YOUR TASK
Find every line in the records below that contains the word "тренує", and copy each such line.

***** EXTRACTED INFORMATION *****

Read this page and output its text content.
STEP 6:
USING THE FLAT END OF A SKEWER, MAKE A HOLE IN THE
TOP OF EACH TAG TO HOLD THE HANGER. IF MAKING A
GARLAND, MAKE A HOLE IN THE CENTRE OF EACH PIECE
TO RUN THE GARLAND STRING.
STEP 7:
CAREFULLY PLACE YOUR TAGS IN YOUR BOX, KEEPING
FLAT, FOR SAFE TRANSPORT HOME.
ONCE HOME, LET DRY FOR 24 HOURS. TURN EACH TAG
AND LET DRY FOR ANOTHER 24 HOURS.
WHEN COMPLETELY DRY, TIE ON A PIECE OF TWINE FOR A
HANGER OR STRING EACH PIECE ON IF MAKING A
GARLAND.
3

*****
***** EXTRACTED INFORMATION *****

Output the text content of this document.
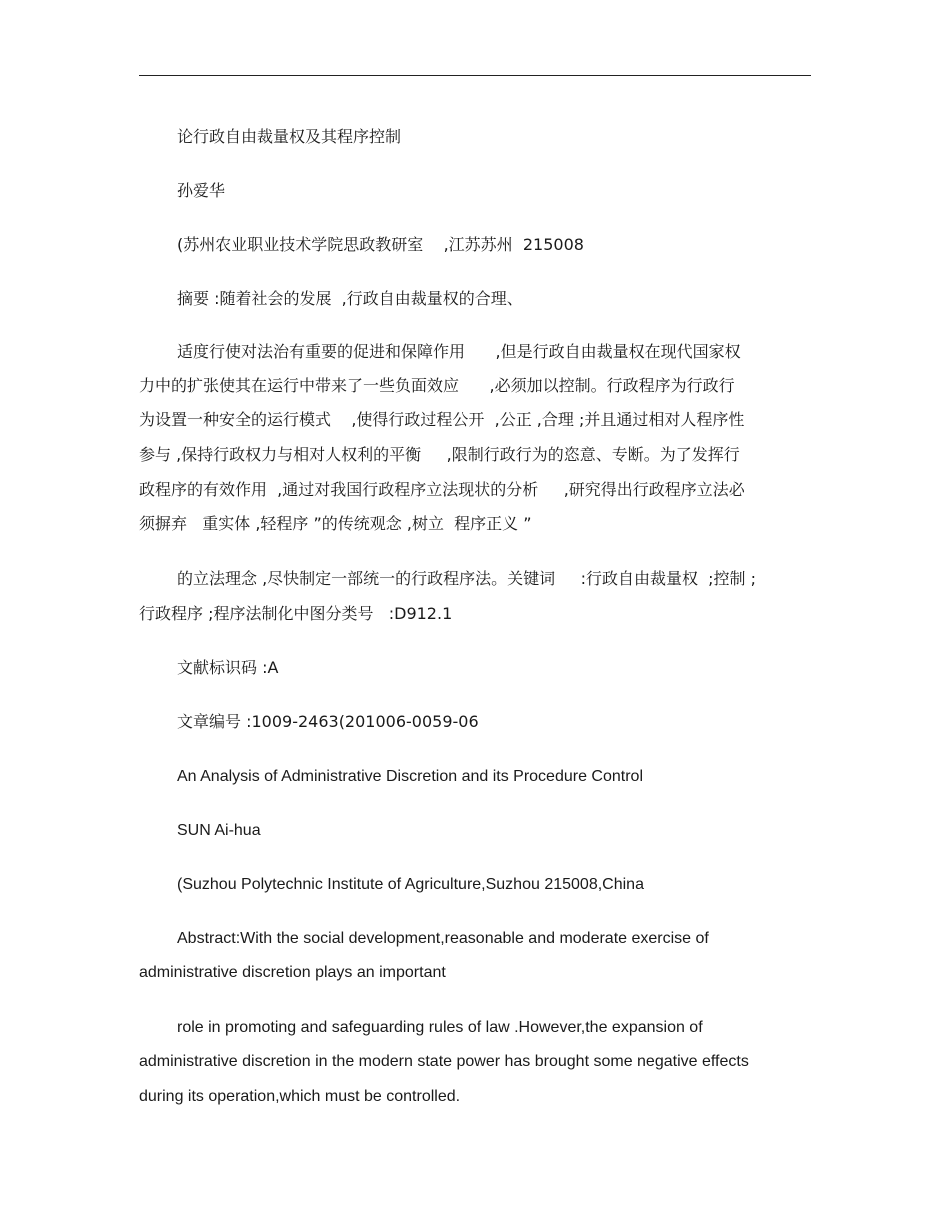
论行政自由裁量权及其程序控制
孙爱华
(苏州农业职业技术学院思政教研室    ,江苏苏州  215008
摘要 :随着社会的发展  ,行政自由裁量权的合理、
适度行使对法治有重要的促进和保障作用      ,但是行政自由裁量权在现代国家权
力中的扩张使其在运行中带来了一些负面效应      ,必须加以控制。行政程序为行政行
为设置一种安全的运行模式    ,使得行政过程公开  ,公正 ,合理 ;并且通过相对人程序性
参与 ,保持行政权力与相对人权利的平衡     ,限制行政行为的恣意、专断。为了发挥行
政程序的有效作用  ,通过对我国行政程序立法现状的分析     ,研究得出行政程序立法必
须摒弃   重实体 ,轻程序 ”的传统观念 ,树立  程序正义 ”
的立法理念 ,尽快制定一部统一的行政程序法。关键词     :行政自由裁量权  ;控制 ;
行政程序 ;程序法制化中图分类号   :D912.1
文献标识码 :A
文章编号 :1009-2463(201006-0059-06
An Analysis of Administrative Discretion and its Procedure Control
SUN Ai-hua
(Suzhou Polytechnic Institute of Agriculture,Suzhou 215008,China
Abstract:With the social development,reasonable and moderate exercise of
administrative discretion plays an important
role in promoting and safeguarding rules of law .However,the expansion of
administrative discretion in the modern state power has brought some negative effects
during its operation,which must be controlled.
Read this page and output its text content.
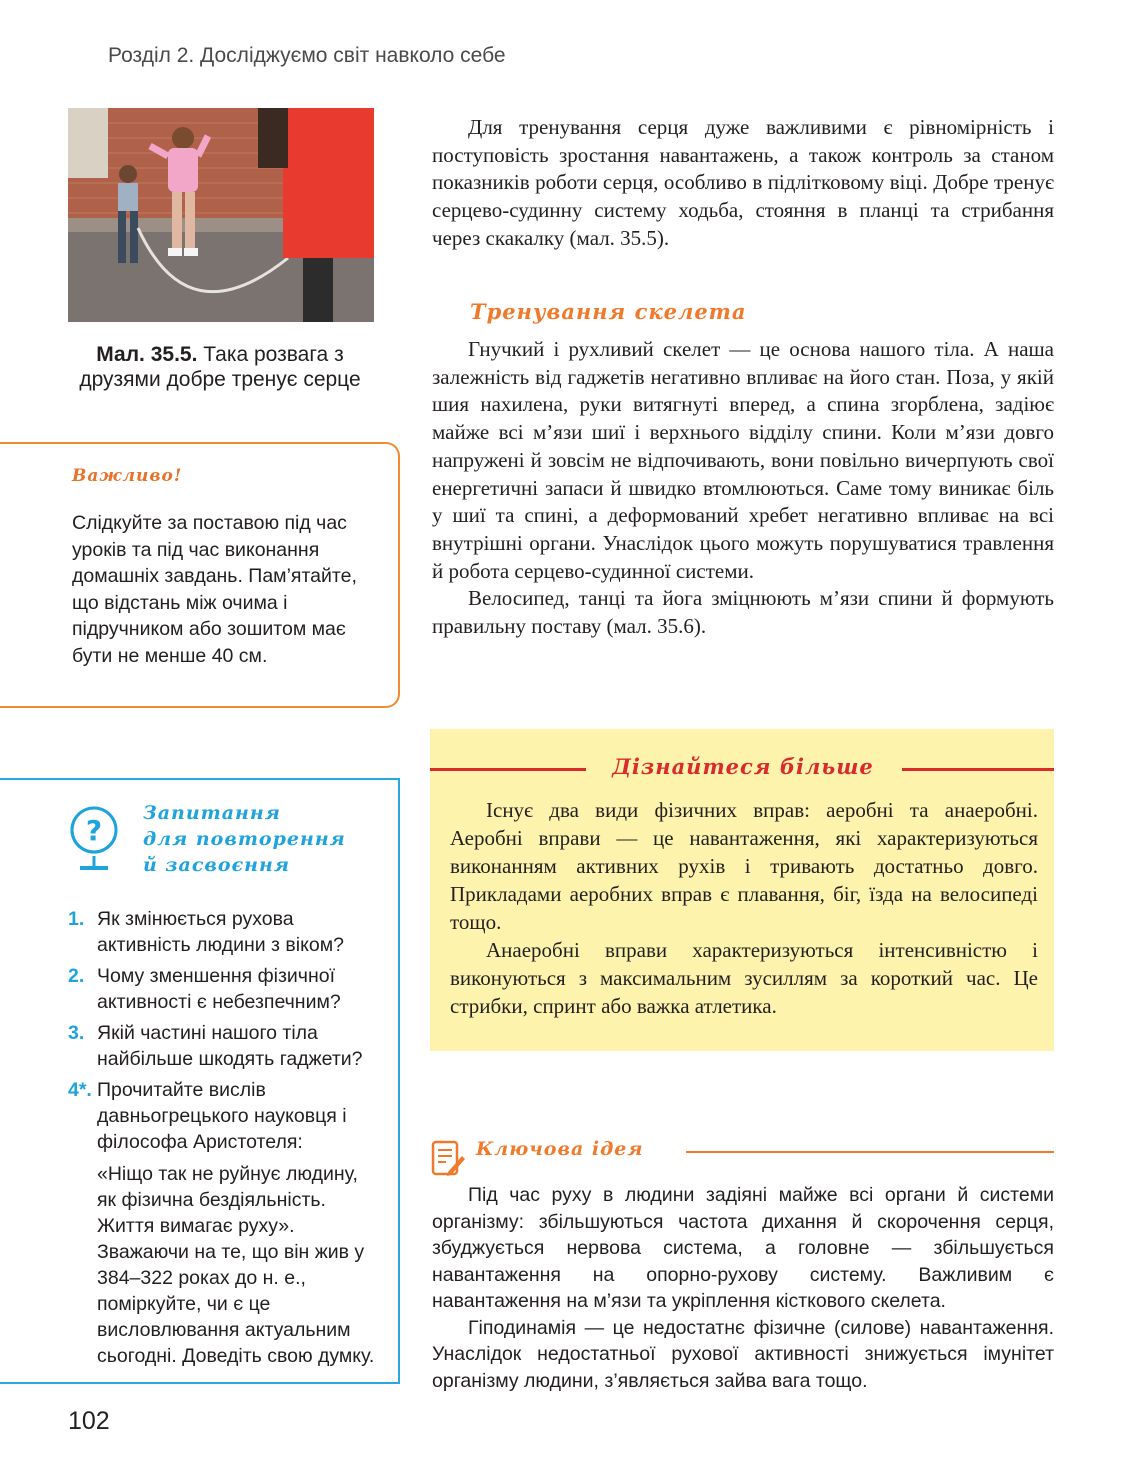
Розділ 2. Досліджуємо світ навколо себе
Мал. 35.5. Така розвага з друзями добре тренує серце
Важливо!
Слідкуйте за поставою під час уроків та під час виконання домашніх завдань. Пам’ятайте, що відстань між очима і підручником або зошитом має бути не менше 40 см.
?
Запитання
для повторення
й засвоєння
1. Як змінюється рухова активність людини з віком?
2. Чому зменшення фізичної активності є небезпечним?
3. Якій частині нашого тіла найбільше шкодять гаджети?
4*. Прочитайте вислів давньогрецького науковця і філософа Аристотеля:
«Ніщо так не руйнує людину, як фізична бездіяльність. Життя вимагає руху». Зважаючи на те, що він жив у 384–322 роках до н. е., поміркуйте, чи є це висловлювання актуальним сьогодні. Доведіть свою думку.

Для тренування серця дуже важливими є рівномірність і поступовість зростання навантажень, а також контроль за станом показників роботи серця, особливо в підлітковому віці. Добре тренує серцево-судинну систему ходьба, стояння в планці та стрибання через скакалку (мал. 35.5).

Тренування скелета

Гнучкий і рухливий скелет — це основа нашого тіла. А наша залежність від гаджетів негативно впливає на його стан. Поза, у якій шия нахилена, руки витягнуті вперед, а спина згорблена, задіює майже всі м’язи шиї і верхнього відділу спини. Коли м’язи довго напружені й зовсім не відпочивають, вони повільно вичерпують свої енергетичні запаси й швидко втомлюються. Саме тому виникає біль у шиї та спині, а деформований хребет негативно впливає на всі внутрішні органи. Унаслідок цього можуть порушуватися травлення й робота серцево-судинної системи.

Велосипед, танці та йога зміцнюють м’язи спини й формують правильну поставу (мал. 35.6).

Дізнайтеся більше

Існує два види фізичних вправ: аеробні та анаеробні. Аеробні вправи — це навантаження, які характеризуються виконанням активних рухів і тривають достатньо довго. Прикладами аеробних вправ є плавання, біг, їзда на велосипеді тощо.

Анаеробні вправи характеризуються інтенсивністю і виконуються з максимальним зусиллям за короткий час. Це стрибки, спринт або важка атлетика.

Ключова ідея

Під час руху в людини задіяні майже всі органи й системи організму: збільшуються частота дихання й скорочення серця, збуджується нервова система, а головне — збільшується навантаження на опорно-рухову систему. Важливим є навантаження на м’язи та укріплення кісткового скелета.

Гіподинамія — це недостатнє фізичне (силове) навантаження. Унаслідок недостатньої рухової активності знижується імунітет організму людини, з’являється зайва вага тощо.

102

*****
***** EXTRACTED INFORMATION *****

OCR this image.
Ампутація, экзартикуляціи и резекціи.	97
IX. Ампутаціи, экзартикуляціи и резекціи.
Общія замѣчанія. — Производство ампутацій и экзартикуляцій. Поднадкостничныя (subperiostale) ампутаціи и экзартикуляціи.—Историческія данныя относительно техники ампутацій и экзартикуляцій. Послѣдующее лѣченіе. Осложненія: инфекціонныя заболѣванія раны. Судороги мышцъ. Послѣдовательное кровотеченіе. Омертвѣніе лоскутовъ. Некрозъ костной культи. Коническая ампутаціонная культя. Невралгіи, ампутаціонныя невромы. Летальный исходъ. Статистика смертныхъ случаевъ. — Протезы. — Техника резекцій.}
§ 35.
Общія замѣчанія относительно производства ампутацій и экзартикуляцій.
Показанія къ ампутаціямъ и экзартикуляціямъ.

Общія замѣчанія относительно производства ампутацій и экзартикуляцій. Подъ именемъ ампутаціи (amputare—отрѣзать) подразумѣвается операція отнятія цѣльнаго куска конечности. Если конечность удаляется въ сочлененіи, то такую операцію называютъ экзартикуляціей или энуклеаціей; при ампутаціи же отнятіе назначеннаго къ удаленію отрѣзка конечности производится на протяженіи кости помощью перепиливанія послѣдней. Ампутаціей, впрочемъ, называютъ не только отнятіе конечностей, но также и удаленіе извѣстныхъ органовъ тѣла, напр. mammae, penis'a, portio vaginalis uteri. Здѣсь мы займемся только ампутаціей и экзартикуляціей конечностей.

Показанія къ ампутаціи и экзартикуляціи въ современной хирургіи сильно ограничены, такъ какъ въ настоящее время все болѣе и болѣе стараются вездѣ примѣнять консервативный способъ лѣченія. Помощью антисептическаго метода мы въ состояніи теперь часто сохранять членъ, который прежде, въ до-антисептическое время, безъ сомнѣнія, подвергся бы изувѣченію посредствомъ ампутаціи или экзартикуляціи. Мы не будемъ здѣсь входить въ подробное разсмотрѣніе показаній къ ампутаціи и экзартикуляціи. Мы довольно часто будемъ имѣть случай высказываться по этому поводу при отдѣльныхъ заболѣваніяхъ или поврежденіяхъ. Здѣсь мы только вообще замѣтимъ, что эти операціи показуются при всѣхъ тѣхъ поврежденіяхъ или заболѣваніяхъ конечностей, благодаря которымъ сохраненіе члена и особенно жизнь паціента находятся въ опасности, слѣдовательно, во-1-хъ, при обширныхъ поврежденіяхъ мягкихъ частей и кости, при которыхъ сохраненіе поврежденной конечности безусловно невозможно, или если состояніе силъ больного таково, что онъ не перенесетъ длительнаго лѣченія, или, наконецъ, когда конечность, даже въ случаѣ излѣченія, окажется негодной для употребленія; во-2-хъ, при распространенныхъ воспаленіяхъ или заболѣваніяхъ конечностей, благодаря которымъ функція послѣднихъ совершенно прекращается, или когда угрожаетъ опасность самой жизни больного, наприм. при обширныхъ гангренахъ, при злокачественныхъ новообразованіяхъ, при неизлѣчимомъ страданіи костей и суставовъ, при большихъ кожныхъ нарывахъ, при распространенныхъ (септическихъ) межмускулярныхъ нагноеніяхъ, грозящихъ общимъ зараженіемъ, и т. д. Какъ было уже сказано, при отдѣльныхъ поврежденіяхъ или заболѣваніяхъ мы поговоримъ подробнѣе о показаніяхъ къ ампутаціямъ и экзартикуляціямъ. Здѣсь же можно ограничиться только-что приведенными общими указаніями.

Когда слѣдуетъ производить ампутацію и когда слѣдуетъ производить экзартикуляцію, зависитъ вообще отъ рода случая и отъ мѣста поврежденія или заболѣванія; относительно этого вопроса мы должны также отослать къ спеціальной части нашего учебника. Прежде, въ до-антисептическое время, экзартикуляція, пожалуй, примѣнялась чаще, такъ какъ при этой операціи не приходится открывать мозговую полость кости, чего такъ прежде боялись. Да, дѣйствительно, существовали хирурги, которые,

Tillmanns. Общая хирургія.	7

*****

ANSWER IN FULL
Мал. 35.5. Така розвага з друзями добре тренує серце
Для тренування серця дуже важливими є рівномірність і поступовість зростання навантажень, а також контроль за станом показників роботи серця, особливо в підлітковому віці. Добре тренує серцево-судинну систему ходьба, стояння в планці та стрибання через скакалку (мал. 35.5).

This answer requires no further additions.